**YOUR OBJECTIVE:** Check each line of the listing below for the string "mundo", and copy the ones that have it.

Start of DATA ROWS

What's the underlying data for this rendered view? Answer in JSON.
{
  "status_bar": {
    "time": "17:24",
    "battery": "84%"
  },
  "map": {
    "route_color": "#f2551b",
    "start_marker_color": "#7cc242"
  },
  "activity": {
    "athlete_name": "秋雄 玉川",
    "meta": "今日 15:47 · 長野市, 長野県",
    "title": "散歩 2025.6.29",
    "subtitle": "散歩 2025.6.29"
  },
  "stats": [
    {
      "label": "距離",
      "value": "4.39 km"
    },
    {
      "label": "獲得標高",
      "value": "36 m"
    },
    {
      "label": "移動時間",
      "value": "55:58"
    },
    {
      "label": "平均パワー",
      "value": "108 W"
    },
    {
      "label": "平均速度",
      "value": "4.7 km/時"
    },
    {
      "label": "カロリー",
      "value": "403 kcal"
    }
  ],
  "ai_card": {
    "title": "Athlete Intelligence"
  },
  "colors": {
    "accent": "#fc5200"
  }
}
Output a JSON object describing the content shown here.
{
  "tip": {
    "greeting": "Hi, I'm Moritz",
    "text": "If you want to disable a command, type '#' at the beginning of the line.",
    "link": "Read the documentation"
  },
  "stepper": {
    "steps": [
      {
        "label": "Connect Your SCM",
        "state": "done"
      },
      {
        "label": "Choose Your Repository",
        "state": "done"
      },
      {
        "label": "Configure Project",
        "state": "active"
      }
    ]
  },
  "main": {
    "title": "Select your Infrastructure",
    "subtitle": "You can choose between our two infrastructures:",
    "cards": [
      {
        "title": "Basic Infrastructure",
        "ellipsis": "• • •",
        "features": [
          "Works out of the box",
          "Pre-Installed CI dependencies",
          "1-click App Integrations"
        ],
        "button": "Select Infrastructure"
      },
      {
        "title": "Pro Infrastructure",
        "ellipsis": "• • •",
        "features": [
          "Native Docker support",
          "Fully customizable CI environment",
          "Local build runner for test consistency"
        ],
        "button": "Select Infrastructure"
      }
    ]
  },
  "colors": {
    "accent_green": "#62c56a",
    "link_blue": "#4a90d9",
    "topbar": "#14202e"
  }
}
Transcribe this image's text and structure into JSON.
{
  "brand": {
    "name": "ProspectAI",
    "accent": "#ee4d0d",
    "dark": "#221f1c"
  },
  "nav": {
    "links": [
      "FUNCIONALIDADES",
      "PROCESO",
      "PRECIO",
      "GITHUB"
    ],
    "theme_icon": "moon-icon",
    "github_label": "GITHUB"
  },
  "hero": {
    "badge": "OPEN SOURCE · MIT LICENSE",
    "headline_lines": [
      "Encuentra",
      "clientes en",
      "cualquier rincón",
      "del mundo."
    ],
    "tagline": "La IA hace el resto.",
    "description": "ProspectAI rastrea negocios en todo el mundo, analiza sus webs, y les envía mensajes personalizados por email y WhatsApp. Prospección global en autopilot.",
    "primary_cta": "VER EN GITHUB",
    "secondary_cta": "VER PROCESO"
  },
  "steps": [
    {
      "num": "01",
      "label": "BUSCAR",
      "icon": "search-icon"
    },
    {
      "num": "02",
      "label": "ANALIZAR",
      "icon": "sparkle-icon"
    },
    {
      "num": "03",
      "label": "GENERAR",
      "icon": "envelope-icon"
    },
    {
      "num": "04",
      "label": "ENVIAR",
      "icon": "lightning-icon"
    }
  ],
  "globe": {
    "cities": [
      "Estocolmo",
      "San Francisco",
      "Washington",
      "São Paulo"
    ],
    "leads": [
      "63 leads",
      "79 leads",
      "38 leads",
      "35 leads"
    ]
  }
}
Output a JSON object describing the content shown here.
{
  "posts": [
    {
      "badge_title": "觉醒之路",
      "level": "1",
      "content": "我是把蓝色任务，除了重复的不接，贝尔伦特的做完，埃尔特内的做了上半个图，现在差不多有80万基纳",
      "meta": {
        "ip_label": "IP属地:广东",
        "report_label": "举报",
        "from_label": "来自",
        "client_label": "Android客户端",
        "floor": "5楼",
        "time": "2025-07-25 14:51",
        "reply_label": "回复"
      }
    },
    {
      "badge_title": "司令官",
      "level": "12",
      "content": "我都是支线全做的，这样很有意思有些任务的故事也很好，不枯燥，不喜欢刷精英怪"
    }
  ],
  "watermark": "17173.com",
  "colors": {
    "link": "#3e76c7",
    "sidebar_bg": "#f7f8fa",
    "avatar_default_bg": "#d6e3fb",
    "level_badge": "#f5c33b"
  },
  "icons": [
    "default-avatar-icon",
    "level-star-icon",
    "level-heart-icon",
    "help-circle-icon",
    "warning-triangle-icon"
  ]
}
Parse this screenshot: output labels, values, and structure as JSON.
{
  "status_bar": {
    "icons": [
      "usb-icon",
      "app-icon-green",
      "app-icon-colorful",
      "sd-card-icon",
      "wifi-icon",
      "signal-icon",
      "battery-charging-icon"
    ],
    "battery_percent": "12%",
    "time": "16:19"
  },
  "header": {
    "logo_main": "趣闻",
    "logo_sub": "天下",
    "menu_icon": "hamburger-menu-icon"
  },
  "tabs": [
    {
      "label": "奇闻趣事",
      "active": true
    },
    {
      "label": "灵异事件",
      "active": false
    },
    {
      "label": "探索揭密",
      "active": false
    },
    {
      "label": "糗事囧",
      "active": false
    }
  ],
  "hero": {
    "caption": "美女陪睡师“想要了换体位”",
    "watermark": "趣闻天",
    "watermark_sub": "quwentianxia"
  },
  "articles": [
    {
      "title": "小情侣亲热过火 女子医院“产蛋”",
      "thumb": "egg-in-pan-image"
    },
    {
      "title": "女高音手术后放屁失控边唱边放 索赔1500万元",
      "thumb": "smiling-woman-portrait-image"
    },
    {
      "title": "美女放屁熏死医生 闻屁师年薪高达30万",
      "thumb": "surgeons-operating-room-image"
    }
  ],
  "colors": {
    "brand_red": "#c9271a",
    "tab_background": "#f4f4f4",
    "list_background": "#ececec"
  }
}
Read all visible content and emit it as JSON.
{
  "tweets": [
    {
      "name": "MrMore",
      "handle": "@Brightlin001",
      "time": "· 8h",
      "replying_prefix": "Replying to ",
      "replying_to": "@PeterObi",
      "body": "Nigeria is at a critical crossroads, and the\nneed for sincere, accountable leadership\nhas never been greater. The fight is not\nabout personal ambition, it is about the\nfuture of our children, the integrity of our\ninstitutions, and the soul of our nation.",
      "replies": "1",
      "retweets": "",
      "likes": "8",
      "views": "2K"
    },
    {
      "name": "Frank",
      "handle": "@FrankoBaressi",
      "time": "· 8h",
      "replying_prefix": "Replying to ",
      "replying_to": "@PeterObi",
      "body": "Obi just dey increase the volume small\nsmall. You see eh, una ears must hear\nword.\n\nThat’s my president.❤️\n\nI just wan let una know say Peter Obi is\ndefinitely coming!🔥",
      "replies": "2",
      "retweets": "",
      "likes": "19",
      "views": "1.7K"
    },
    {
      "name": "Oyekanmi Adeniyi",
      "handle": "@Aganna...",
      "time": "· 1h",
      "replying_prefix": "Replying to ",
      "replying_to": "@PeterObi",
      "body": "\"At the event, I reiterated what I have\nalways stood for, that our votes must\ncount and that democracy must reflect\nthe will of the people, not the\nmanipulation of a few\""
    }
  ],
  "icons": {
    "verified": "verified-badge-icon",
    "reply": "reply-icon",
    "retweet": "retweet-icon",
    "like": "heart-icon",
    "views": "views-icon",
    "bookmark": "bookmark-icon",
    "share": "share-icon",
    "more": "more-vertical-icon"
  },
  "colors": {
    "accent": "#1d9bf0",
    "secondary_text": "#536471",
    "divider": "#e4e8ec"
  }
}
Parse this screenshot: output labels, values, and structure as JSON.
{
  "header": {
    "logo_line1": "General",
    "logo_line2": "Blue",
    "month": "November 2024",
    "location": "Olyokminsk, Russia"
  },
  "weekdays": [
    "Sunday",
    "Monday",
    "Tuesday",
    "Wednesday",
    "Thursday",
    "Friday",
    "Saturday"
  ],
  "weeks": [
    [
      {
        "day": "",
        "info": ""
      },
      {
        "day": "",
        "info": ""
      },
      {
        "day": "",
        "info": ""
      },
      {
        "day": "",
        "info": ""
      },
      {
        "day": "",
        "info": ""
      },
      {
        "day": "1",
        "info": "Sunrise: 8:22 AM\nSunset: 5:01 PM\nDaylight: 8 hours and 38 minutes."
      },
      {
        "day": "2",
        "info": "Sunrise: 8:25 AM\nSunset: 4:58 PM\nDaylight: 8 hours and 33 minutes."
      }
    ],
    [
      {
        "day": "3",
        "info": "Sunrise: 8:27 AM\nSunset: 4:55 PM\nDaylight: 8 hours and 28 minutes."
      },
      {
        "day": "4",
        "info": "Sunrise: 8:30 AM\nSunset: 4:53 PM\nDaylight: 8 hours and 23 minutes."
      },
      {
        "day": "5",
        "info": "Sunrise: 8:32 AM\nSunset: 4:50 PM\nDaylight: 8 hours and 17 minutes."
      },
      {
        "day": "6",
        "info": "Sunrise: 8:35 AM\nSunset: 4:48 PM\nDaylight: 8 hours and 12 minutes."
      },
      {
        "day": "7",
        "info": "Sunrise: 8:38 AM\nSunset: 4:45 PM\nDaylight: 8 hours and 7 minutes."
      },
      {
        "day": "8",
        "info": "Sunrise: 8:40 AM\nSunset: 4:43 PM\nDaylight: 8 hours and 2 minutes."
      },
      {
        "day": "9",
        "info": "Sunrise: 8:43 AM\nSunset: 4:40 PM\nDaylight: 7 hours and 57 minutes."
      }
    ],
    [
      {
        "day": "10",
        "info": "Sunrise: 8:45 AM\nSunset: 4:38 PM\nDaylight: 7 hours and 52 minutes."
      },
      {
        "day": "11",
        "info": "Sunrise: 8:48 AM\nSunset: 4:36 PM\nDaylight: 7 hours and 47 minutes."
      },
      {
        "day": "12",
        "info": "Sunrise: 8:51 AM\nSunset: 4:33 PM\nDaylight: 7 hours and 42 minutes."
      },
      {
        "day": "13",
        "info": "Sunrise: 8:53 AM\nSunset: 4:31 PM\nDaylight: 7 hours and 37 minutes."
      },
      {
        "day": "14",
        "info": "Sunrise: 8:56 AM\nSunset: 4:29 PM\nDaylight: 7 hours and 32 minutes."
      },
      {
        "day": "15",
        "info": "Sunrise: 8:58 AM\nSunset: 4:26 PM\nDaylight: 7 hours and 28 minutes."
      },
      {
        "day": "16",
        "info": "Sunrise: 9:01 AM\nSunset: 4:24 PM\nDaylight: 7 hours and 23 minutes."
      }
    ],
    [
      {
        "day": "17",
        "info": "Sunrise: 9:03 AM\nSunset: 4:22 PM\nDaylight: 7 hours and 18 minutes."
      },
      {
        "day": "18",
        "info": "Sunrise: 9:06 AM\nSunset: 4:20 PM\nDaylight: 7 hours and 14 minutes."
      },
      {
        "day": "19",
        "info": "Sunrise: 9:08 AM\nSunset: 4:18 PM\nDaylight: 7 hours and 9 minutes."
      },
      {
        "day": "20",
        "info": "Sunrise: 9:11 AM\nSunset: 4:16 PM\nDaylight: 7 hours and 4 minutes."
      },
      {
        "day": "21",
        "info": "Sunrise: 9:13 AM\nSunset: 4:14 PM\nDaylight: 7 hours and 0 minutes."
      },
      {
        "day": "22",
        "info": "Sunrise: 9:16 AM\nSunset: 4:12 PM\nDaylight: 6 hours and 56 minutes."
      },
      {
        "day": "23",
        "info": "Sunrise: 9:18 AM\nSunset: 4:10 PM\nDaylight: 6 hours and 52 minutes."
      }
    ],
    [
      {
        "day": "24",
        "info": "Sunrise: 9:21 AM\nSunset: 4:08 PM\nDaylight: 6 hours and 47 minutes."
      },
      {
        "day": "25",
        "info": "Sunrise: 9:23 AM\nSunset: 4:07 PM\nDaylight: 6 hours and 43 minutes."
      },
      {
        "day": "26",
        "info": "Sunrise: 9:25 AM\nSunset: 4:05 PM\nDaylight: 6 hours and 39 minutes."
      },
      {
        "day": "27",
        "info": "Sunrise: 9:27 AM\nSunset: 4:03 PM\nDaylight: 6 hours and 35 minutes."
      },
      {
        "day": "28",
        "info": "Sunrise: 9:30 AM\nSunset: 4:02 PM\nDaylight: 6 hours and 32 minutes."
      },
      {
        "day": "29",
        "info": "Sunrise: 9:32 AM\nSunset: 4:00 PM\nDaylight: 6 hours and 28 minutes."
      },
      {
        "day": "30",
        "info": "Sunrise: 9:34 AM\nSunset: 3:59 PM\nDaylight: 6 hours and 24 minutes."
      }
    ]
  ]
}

End of DATA ROWS

**ANSWER FOR THE TASK:**
      "del mundo."
    "description": "ProspectAI rastrea negocios en todo el mundo, analiza sus webs, y les envía mensajes personalizados por email y WhatsApp. Prospección global en autopilot.",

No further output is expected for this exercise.